Wherever the string "年波治国家赛" occurs in a line of these records, report that line.

**Data supplied:**
■ ■ ■ ■ ■
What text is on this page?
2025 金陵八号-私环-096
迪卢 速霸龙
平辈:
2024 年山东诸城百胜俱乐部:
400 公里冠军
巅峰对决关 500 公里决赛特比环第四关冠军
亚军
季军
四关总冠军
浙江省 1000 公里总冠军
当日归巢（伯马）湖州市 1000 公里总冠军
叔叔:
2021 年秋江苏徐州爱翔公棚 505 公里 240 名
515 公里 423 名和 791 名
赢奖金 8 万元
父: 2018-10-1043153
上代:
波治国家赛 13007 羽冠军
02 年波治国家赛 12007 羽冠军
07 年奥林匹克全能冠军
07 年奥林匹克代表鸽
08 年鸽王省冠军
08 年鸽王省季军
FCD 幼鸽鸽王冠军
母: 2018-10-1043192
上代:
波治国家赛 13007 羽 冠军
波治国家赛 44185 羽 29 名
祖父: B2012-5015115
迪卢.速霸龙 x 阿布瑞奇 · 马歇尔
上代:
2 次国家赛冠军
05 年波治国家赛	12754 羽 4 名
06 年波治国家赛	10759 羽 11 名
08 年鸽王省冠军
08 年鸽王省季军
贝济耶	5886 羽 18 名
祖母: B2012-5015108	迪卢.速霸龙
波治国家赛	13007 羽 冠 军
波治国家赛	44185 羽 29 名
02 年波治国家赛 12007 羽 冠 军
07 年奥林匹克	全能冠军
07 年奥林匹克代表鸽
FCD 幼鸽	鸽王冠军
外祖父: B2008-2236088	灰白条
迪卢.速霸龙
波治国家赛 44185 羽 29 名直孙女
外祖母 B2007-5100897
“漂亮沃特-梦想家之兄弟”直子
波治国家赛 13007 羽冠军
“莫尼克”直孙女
■ ■ ■ ■ ■
**Output below:**
02 年波治国家赛 12007 羽冠军
05 年波治国家赛	12754 羽 4 名
06 年波治国家赛	10759 羽 11 名
02 年波治国家赛 12007 羽 冠 军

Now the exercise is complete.